### SUPPLIED DATA
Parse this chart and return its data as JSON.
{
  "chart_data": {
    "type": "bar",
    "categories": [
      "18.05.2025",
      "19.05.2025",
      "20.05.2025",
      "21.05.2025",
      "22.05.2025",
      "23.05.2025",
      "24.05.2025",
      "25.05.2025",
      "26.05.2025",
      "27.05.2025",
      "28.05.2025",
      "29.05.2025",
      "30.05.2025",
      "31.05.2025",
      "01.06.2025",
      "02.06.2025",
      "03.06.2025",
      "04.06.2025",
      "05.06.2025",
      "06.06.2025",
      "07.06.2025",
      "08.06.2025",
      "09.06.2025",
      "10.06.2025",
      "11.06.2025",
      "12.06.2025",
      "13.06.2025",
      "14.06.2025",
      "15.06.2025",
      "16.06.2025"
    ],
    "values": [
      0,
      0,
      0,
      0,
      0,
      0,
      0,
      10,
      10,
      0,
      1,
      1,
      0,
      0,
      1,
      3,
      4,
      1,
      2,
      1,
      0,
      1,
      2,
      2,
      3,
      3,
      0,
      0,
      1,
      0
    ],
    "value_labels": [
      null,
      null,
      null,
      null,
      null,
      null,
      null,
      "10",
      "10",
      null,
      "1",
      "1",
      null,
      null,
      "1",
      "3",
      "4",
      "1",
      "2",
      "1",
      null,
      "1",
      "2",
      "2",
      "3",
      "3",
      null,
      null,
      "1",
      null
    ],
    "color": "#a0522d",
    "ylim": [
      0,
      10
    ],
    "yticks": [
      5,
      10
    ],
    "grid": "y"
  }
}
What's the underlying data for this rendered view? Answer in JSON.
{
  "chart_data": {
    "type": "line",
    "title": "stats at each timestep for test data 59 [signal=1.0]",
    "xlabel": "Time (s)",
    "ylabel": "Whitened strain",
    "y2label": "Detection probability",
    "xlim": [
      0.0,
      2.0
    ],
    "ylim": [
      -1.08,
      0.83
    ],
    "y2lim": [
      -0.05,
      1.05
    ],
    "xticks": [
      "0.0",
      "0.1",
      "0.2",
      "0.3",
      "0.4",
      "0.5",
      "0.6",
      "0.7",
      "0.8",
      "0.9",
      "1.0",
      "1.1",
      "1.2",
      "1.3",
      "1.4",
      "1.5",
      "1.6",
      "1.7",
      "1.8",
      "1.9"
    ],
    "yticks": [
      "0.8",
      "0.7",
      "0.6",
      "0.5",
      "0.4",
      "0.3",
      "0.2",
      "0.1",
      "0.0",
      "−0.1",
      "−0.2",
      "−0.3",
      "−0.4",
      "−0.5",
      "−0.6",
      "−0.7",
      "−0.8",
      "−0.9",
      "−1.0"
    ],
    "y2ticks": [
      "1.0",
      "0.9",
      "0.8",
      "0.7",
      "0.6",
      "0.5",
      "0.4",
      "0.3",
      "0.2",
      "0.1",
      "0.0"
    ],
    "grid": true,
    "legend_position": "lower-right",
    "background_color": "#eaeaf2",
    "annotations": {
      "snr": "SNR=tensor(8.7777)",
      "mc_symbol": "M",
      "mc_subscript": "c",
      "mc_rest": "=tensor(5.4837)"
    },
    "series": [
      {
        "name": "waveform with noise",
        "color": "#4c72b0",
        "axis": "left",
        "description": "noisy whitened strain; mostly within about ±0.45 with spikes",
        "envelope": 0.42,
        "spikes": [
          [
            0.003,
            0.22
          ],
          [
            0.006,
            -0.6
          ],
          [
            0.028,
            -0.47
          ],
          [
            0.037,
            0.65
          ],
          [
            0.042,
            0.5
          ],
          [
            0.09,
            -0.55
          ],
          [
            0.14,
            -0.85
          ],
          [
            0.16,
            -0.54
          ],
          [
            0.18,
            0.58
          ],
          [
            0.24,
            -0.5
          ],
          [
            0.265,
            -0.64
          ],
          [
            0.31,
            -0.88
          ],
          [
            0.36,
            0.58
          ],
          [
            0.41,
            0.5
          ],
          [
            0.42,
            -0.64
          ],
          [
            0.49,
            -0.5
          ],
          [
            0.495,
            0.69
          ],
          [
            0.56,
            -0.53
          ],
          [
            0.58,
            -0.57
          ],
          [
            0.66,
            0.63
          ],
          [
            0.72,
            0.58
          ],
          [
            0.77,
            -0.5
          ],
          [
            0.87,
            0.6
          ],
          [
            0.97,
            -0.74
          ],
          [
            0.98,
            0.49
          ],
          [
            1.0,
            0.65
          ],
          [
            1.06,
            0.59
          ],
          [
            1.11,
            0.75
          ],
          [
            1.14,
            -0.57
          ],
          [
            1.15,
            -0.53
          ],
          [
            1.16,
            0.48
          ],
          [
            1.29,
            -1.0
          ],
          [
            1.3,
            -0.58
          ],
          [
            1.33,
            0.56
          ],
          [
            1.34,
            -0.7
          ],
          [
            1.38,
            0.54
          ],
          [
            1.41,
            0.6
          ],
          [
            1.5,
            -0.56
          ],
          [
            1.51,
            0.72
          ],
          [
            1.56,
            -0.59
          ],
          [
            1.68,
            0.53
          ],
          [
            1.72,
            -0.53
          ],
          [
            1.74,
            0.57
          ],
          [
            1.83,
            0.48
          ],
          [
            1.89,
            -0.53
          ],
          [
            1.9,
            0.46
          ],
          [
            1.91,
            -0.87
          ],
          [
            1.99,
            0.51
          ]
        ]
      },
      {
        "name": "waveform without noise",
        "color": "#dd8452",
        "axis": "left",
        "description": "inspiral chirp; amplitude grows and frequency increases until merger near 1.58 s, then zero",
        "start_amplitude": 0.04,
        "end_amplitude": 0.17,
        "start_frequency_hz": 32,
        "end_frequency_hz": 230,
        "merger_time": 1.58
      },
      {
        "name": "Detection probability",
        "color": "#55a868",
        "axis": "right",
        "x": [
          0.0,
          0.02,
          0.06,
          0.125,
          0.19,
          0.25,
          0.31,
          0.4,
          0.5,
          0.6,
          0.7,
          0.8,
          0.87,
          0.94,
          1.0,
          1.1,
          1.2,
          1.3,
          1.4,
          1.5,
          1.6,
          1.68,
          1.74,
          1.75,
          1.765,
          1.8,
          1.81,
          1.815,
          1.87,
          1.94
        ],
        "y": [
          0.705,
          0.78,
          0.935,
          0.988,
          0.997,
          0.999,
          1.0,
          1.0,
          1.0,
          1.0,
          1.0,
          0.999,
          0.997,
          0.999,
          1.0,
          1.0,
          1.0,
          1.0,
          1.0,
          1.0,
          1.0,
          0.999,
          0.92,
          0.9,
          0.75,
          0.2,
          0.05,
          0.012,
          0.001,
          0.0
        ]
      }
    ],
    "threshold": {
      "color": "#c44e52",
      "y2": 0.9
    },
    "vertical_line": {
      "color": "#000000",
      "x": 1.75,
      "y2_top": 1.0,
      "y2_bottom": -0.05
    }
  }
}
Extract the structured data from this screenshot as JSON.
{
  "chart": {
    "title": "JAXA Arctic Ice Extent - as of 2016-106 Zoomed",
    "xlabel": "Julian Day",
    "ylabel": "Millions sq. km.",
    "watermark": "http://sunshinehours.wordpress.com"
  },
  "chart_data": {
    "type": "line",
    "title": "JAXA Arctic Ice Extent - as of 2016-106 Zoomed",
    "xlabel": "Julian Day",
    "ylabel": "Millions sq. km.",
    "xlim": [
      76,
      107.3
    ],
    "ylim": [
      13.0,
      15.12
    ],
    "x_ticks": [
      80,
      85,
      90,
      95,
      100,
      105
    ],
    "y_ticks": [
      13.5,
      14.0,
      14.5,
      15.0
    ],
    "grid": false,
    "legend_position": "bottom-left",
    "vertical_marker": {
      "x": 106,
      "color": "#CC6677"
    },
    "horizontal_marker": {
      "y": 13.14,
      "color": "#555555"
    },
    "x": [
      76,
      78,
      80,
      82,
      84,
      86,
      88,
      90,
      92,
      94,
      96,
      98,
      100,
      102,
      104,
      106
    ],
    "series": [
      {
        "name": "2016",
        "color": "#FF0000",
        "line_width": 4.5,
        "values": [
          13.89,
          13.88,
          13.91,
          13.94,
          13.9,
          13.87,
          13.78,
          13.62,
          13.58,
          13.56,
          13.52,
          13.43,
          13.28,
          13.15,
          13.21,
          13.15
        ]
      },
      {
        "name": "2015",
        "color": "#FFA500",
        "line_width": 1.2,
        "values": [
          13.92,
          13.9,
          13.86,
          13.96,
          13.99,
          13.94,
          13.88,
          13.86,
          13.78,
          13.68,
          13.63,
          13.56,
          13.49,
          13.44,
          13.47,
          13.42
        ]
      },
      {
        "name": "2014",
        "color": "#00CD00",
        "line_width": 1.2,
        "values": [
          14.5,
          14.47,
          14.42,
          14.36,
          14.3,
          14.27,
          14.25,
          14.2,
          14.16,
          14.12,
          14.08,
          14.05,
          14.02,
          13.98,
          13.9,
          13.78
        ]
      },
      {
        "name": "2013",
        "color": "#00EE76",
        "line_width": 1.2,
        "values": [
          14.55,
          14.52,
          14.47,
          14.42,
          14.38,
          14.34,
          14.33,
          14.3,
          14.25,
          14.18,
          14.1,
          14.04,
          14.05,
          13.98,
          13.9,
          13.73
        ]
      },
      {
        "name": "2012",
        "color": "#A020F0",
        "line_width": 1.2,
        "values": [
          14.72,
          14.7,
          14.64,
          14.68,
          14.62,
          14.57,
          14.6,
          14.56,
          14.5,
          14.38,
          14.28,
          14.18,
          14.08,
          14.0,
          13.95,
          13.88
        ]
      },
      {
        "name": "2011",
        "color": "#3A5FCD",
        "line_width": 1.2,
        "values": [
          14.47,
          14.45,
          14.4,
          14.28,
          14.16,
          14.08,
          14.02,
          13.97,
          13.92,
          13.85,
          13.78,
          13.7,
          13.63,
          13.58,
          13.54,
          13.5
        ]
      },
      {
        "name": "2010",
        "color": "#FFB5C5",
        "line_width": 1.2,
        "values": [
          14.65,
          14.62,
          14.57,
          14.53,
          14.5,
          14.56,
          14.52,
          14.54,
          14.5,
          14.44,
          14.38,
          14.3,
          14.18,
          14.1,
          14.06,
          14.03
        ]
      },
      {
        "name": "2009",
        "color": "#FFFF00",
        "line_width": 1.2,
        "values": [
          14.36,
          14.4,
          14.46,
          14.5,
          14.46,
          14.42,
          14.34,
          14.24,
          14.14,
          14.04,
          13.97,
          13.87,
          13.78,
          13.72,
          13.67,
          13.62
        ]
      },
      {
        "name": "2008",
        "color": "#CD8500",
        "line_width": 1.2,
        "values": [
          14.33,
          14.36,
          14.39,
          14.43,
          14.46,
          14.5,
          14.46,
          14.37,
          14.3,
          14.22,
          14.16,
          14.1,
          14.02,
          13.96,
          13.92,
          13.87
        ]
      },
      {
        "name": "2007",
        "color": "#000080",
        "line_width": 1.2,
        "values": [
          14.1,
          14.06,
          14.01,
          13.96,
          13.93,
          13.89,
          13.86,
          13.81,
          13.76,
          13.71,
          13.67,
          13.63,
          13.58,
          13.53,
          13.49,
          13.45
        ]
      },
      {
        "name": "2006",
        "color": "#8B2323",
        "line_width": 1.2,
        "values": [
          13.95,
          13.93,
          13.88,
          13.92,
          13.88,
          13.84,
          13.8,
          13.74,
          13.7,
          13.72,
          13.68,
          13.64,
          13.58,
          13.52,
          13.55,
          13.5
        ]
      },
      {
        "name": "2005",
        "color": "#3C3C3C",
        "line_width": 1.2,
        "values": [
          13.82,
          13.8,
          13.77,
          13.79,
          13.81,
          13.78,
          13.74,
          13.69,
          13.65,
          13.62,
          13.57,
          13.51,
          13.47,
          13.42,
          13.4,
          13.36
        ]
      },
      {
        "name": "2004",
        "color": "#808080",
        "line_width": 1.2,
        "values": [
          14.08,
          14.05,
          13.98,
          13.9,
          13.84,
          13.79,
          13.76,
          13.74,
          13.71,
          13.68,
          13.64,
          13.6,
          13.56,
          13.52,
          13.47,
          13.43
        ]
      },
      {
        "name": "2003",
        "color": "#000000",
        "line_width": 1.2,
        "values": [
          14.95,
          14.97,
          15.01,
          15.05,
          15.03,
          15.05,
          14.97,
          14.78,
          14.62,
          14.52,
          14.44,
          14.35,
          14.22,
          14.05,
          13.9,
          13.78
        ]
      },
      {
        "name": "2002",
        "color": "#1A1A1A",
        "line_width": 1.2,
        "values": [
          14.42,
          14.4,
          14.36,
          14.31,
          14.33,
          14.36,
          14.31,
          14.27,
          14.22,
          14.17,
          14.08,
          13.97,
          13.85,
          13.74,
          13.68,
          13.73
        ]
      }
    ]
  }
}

### PROBLEM DETAILS
Gather each line that holds "noise".

### OUTPUT
        "name": "waveform with noise",
        "name": "waveform without noise",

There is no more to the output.